* Begin Stored records *
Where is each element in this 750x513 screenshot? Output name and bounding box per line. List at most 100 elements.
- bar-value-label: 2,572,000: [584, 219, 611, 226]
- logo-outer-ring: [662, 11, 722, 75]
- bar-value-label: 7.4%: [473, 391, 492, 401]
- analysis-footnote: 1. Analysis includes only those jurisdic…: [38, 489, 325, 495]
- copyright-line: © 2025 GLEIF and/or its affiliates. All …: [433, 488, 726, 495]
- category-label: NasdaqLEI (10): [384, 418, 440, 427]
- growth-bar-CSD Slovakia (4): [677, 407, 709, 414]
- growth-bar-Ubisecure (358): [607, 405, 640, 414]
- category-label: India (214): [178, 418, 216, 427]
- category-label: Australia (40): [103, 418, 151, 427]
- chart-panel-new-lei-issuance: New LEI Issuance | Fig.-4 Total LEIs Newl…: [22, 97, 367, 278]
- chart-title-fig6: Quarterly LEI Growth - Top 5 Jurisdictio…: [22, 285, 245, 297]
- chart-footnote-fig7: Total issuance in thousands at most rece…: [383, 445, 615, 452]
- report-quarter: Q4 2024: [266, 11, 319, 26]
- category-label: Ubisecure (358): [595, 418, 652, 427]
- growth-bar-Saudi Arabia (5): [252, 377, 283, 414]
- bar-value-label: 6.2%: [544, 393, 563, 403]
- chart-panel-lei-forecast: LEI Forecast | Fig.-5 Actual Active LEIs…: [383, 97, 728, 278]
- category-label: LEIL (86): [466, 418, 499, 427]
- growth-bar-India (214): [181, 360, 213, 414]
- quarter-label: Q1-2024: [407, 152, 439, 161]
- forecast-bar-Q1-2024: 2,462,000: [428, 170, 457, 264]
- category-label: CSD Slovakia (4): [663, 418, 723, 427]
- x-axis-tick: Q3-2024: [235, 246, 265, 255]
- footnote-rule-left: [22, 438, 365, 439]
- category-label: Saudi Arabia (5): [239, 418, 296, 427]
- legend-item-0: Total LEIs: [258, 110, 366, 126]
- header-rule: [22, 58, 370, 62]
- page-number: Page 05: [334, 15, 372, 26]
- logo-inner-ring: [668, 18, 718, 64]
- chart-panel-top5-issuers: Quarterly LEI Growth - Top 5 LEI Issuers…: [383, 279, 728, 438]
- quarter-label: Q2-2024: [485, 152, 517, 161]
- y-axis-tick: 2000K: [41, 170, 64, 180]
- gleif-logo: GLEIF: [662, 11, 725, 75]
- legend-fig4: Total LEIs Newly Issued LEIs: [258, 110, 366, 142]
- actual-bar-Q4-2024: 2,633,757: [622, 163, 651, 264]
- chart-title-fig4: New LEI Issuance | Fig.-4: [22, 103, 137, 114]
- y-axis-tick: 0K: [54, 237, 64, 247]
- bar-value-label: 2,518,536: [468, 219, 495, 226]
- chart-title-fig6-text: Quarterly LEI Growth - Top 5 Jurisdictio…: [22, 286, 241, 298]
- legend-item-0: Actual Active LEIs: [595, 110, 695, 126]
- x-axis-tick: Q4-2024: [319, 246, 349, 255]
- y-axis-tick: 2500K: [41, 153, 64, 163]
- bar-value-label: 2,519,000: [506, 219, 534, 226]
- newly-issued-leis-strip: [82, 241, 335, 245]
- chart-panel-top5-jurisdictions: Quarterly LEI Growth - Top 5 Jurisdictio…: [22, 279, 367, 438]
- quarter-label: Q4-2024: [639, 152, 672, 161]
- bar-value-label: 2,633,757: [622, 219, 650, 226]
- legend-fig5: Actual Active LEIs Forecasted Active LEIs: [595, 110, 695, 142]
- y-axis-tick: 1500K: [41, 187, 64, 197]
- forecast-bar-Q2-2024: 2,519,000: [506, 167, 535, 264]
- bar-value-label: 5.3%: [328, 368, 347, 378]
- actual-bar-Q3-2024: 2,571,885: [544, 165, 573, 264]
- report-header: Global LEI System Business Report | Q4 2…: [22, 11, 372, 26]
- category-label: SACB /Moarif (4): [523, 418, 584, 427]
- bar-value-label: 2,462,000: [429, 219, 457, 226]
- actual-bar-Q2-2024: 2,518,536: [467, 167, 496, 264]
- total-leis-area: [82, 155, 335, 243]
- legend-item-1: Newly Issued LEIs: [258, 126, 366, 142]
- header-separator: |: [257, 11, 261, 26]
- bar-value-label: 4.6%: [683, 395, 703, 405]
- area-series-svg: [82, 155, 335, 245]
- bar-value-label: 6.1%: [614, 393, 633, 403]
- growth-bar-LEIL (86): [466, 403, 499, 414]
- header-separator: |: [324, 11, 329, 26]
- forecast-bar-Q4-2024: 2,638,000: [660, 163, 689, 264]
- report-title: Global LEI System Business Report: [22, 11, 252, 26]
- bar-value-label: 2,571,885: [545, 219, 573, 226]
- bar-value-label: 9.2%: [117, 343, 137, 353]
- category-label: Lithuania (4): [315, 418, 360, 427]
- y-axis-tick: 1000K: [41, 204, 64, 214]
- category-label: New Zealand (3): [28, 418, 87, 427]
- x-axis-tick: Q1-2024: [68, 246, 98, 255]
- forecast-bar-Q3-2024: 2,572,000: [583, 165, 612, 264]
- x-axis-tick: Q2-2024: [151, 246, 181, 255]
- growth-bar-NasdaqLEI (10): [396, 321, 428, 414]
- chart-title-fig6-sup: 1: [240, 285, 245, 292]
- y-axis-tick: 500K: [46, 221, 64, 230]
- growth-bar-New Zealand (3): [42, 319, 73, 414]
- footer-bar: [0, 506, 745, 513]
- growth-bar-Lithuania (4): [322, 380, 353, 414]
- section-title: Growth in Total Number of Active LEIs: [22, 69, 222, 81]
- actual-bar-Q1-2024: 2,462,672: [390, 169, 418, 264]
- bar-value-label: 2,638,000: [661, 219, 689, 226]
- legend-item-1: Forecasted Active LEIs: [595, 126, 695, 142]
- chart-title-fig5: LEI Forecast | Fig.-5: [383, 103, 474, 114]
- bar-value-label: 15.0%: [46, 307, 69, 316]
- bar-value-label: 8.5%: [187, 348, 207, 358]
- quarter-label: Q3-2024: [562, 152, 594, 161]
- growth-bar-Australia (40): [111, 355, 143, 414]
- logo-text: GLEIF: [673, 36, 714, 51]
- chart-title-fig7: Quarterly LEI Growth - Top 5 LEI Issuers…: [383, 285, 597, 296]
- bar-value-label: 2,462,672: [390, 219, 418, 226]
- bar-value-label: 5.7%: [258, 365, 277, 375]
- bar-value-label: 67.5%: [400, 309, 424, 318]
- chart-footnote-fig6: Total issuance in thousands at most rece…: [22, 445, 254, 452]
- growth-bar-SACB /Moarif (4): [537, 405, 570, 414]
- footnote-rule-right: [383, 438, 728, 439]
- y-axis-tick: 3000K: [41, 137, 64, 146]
* End Stored records *
◆ **Short task**
Can you convert the entire listing above into a JSON array of strings, with one string for each line and blank lines left out?

◆ **Task solution**
[
  "Where is each element in this 750x513 screenshot? Output name and bounding box per line. List at most 100 elements.",
  "- bar-value-label: 2,572,000: [584, 219, 611, 226]",
  "- logo-outer-ring: [662, 11, 722, 75]",
  "- bar-value-label: 7.4%: [473, 391, 492, 401]",
  "- analysis-footnote: 1. Analysis includes only those jurisdic…: [38, 489, 325, 495]",
  "- copyright-line: © 2025 GLEIF and/or its affiliates. All …: [433, 488, 726, 495]",
  "- category-label: NasdaqLEI (10): [384, 418, 440, 427]",
  "- growth-bar-CSD Slovakia (4): [677, 407, 709, 414]",
  "- growth-bar-Ubisecure (358): [607, 405, 640, 414]",
  "- category-label: India (214): [178, 418, 216, 427]",
  "- category-label: Australia (40): [103, 418, 151, 427]",
  "- chart-panel-new-lei-issuance: New LEI Issuance | Fig.-4 Total LEIs Newl…: [22, 97, 367, 278]",
  "- chart-title-fig6: Quarterly LEI Growth - Top 5 Jurisdictio…: [22, 285, 245, 297]",
  "- chart-footnote-fig7: Total issuance in thousands at most rece…: [383, 445, 615, 452]",
  "- report-quarter: Q4 2024: [266, 11, 319, 26]",
  "- category-label: Ubisecure (358): [595, 418, 652, 427]",
  "- growth-bar-Saudi Arabia (5): [252, 377, 283, 414]",
  "- bar-value-label: 6.2%: [544, 393, 563, 403]",
  "- chart-panel-lei-forecast: LEI Forecast | Fig.-5 Actual Active LEIs…: [383, 97, 728, 278]",
  "- category-label: LEIL (86): [466, 418, 499, 427]",
  "- growth-bar-India (214): [181, 360, 213, 414]",
  "- quarter-label: Q1-2024: [407, 152, 439, 161]",
  "- forecast-bar-Q1-2024: 2,462,000: [428, 170, 457, 264]",
  "- category-label: CSD Slovakia (4): [663, 418, 723, 427]",
  "- x-axis-tick: Q3-2024: [235, 246, 265, 255]",
  "- footnote-rule-left: [22, 438, 365, 439]",
  "- category-label: Saudi Arabia (5): [239, 418, 296, 427]",
  "- legend-item-0: Total LEIs: [258, 110, 366, 126]",
  "- header-rule: [22, 58, 370, 62]",
  "- page-number: Page 05: [334, 15, 372, 26]",
  "- logo-inner-ring: [668, 18, 718, 64]",
  "- chart-panel-top5-issuers: Quarterly LEI Growth - Top 5 LEI Issuers…: [383, 279, 728, 438]",
  "- quarter-label: Q2-2024: [485, 152, 517, 161]",
  "- y-axis-tick: 2000K: [41, 170, 64, 180]",
  "- gleif-logo: GLEIF: [662, 11, 725, 75]",
  "- legend-fig4: Total LEIs Newly Issued LEIs: [258, 110, 366, 142]",
  "- actual-bar-Q4-2024: 2,633,757: [622, 163, 651, 264]",
  "- chart-title-fig4: New LEI Issuance | Fig.-4: [22, 103, 137, 114]",
  "- y-axis-tick: 0K: [54, 237, 64, 247]",
  "- bar-value-label: 2,518,536: [468, 219, 495, 226]",
  "- chart-title-fig6-text: Quarterly LEI Growth - Top 5 Jurisdictio…: [22, 286, 241, 298]",
  "- legend-item-0: Actual Active LEIs: [595, 110, 695, 126]",
  "- x-axis-tick: Q4-2024: [319, 246, 349, 255]",
  "- y-axis-tick: 2500K: [41, 153, 64, 163]",
  "- bar-value-label: 2,519,000: [506, 219, 534, 226]",
  "- newly-issued-leis-strip: [82, 241, 335, 245]",
  "- chart-panel-top5-jurisdictions: Quarterly LEI Growth - Top 5 Jurisdictio…: [22, 279, 367, 438]",
  "- quarter-label: Q4-2024: [639, 152, 672, 161]",
  "- bar-value-label: 2,633,757: [622, 219, 650, 226]",
  "- legend-fig5: Actual Active LEIs Forecasted Active LEIs: [595, 110, 695, 142]",
  "- y-axis-tick: 1500K: [41, 187, 64, 197]",
  "- forecast-bar-Q2-2024: 2,519,000: [506, 167, 535, 264]",
  "- bar-value-label: 5.3%: [328, 368, 347, 378]",
  "- actual-bar-Q3-2024: 2,571,885: [544, 165, 573, 264]",
  "- report-header: Global LEI System Business Report | Q4 2…: [22, 11, 372, 26]",
  "- category-label: SACB /Moarif (4): [523, 418, 584, 427]",
  "- bar-value-label: 2,462,000: [429, 219, 457, 226]",
  "- actual-bar-Q2-2024: 2,518,536: [467, 167, 496, 264]",
  "- total-leis-area: [82, 155, 335, 243]",
  "- legend-item-1: Newly Issued LEIs: [258, 126, 366, 142]",
  "- header-separator: |: [257, 11, 261, 26]",
  "- bar-value-label: 4.6%: [683, 395, 703, 405]",
  "- area-series-svg: [82, 155, 335, 245]",
  "- bar-value-label: 6.1%: [614, 393, 633, 403]",
  "- growth-bar-LEIL (86): [466, 403, 499, 414]",
  "- header-separator: |: [324, 11, 329, 26]",
  "- forecast-bar-Q4-2024: 2,638,000: [660, 163, 689, 264]",
  "- report-title: Global LEI System Business Report: [22, 11, 252, 26]",
  "- bar-value-label: 2,571,885: [545, 219, 573, 226]",
  "- bar-value-label: 9.2%: [117, 343, 137, 353]",
  "- category-label: Lithuania (4): [315, 418, 360, 427]",
  "- y-axis-tick: 1000K: [41, 204, 64, 214]",
  "- category-label: New Zealand (3): [28, 418, 87, 427]",
  "- x-axis-tick: Q1-2024: [68, 246, 98, 255]",
  "- forecast-bar-Q3-2024: 2,572,000: [583, 165, 612, 264]",
  "- x-axis-tick: Q2-2024: [151, 246, 181, 255]",
  "- growth-bar-NasdaqLEI (10): [396, 321, 428, 414]",
  "- chart-title-fig6-sup: 1: [240, 285, 245, 292]",
  "- y-axis-tick: 500K: [46, 221, 64, 230]",
  "- growth-bar-New Zealand (3): [42, 319, 73, 414]",
  "- footer-bar: [0, 506, 745, 513]",
  "- growth-bar-Lithuania (4): [322, 380, 353, 414]",
  "- section-title: Growth in Total Number of Active LEIs: [22, 69, 222, 81]",
  "- actual-bar-Q1-2024: 2,462,672: [390, 169, 418, 264]",
  "- bar-value-label: 2,638,000: [661, 219, 689, 226]",
  "- legend-item-1: Forecasted Active LEIs: [595, 126, 695, 142]",
  "- chart-title-fig5: LEI Forecast | Fig.-5: [383, 103, 474, 114]",
  "- bar-value-label: 15.0%: [46, 307, 69, 316]",
  "- bar-value-label: 8.5%: [187, 348, 207, 358]",
  "- quarter-label: Q3-2024: [562, 152, 594, 161]",
  "- growth-bar-Australia (40): [111, 355, 143, 414]",
  "- logo-text: GLEIF: [673, 36, 714, 51]",
  "- chart-title-fig7: Quarterly LEI Growth - Top 5 LEI Issuers…: [383, 285, 597, 296]",
  "- bar-value-label: 2,462,672: [390, 219, 418, 226]",
  "- bar-value-label: 5.7%: [258, 365, 277, 375]",
  "- bar-value-label: 67.5%: [400, 309, 424, 318]",
  "- chart-footnote-fig6: Total issuance in thousands at most rece…: [22, 445, 254, 452]",
  "- growth-bar-SACB /Moarif (4): [537, 405, 570, 414]",
  "- footnote-rule-right: [383, 438, 728, 439]",
  "- y-axis-tick: 3000K: [41, 137, 64, 146]"
]